━━━━━ Excerpted passage ━━━━━
Tuesday, January 11, 2011



If I see one more emoticon while either texting someone or talking to them through the internet I am going to have a god damn stroke. Like seriously, that smirk at the end of your sentence via your emoticon makes me want to puke. Aww, are you sad? Alright, we can talk about it over the phone instead of you showing me through your crying emoticon.


Did you just wink at me through your emoticon through the phone? Are you kidding me? Don't wink at me unless I can see your face. Actually, forget that. Since when was winking O.K. again? Wasn't that excommunicated from the U.S. in like 1994? Ladies- It's not cute. It's not funny. In fact, I have never been more turned off in my entire life with your little smiley face at the end of a sentence that uses a colon to show an expression to me. You creep me the fuck out.

Don't even get me started with guys that use emoticons. If you think that putting a smiley at the end of your sentence doesn't make you a female you are dead wrong. How dare you even think for one second that I don't want to kick your ass if you just winked at me through my computer screen? You deserve to go straight to hell. :)
━━━━━ Stored rows ━━━━━
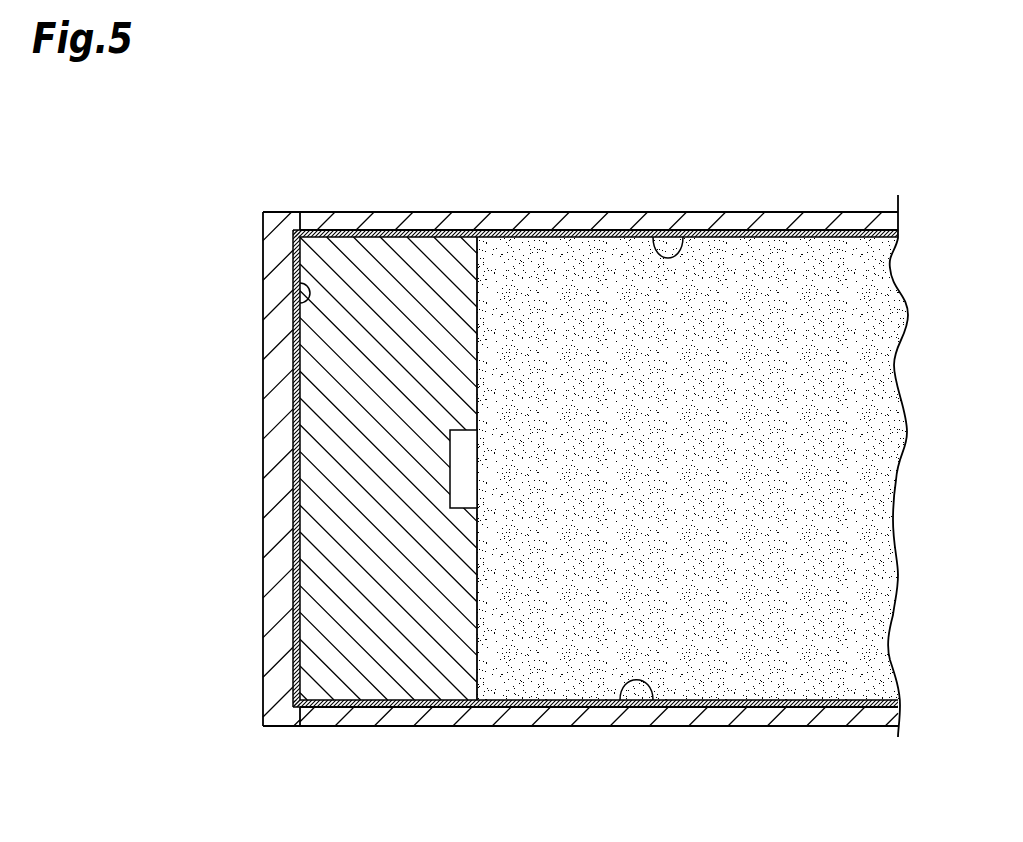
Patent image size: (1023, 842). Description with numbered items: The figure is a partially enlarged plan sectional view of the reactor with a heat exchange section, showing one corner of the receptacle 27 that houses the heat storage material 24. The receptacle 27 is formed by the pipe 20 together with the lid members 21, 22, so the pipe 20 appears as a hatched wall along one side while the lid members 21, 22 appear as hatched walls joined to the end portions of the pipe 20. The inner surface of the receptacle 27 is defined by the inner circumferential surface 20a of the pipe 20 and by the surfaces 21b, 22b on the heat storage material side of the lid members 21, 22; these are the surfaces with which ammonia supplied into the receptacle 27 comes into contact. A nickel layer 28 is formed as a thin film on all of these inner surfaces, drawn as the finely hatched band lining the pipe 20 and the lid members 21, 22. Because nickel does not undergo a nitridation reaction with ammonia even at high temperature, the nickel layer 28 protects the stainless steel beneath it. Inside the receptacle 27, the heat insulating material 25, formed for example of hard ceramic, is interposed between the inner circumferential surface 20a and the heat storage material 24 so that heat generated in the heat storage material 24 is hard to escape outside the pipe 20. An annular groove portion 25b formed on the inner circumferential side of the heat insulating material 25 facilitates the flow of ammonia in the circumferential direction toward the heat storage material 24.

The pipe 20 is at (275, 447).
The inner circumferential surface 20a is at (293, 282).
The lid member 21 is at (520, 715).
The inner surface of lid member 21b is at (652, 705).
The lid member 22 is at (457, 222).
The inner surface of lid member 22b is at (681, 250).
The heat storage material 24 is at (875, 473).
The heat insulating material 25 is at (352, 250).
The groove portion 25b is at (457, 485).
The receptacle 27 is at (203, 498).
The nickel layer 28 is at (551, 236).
━━━━━
- **Do this**: From the post about emoticons above, copy word for word the stretch from "If I see one" through "your crying emoticon.".

- **Final answer**:
If I see one more emoticon while either texting someone or talking to them through the internet I am going to have a god damn stroke. Like seriously, that smirk at the end of your sentence via your emoticon makes me want to puke. Aww, are you sad? Alright, we can talk about it over the phone instead of you showing me through your crying emoticon.